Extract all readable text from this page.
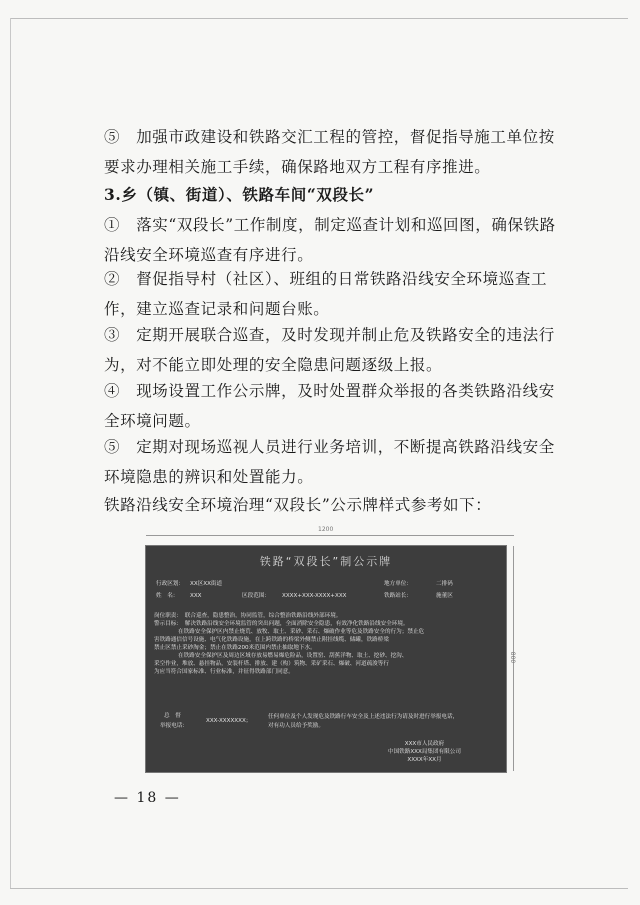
⑤　加强市政建设和铁路交汇工程的管控，督促指导施工单位按要求办理相关施工手续，确保路地双方工程有序推进。
3.乡（镇、街道）、铁路车间“双段长”
①　落实“双段长”工作制度，制定巡查计划和巡回图，确保铁路沿线安全环境巡查有序进行。
②　督促指导村（社区）、班组的日常铁路沿线安全环境巡查工作，建立巡查记录和问题台账。
③　定期开展联合巡查，及时发现并制止危及铁路安全的违法行为，对不能立即处理的安全隐患问题逐级上报。
④　现场设置工作公示牌，及时处置群众举报的各类铁路沿线安全环境问题。
⑤　定期对现场巡视人员进行业务培训，不断提高铁路沿线安全环境隐患的辨识和处置能力。
铁路沿线安全环境治理“双段长”公示牌样式参考如下：
1200
800
铁路“双段长”制公示牌
行政区划： XX区XX街道	地方单位：	二排码
姓　名： XXX	区段范围： XXXX+XXX-XXXX+XXX	铁路站长：	施董区

岗位职责：　联合巡查，隐患整治，协同监管，综合整治铁路沿线外部环境。

警示目标：　解决铁路沿线安全环境监管的突出问题，全面消除安全隐患，有效净化铁路沿线安全环境。

在铁路安全保护区内禁止烧荒、放牧、取土、采砂、采石、爆破作业等危及铁路安全的行为；禁止危

害铁路通信信号设施、电气化铁路设施，在上跨铁路的桥梁外侧禁止附挂线缆、储罐，铁路桥梁

禁止区禁止采砂淘金；禁止在铁路200米范围内禁止抽取地下水。

在铁路安全保护区及周边区域存放易燃易爆危险品，设置窑、刮蕉洋物、取土、挖砂、挖沟、

采空作业，堆放、悬挂物品，安装杆塔、排放、建（构）筑物、采矿采石、爆破、河道疏浚等行

为应当符合国家标准、行业标准，并征得铁路部门同意。

总　督
举报电话：
XXX-XXXXXXX；
任何单位及个人发现危及铁路行车安全及上述违法行为请及时进行举报电话，
对有功人员给予奖励。
XXX市人民政府
中国铁路XXX局集团有限公司
XXXX年XX月
— 18 —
====
EXERCISE INSTRUCTIONS: All of the entries above should be duplicated exactly, except for the pictures.

WRITTEN SOLUTION:
Extract all readable text from this page.
⑤　加强市政建设和铁路交汇工程的管控，督促指导施工单位按要求办理相关施工手续，确保路地双方工程有序推进。
3.乡（镇、街道）、铁路车间“双段长”
①　落实“双段长”工作制度，制定巡查计划和巡回图，确保铁路沿线安全环境巡查有序进行。
②　督促指导村（社区）、班组的日常铁路沿线安全环境巡查工作，建立巡查记录和问题台账。
③　定期开展联合巡查，及时发现并制止危及铁路安全的违法行为，对不能立即处理的安全隐患问题逐级上报。
④　现场设置工作公示牌，及时处置群众举报的各类铁路沿线安全环境问题。
⑤　定期对现场巡视人员进行业务培训，不断提高铁路沿线安全环境隐患的辨识和处置能力。
铁路沿线安全环境治理“双段长”公示牌样式参考如下：
1200
800
铁路“双段长”制公示牌
行政区划： XX区XX街道	地方单位：	二排码
姓　名： XXX	区段范围： XXXX+XXX-XXXX+XXX	铁路站长：	施董区

岗位职责：　联合巡查，隐患整治，协同监管，综合整治铁路沿线外部环境。

警示目标：　解决铁路沿线安全环境监管的突出问题，全面消除安全隐患，有效净化铁路沿线安全环境。

在铁路安全保护区内禁止烧荒、放牧、取土、采砂、采石、爆破作业等危及铁路安全的行为；禁止危

害铁路通信信号设施、电气化铁路设施，在上跨铁路的桥梁外侧禁止附挂线缆、储罐，铁路桥梁

禁止区禁止采砂淘金；禁止在铁路200米范围内禁止抽取地下水。

在铁路安全保护区及周边区域存放易燃易爆危险品，设置窑、刮蕉洋物、取土、挖砂、挖沟、

采空作业，堆放、悬挂物品，安装杆塔、排放、建（构）筑物、采矿采石、爆破、河道疏浚等行

为应当符合国家标准、行业标准，并征得铁路部门同意。

总　督
举报电话：
XXX-XXXXXXX；
任何单位及个人发现危及铁路行车安全及上述违法行为请及时进行举报电话，
对有功人员给予奖励。
XXX市人民政府
中国铁路XXX局集团有限公司
XXXX年XX月
— 18 —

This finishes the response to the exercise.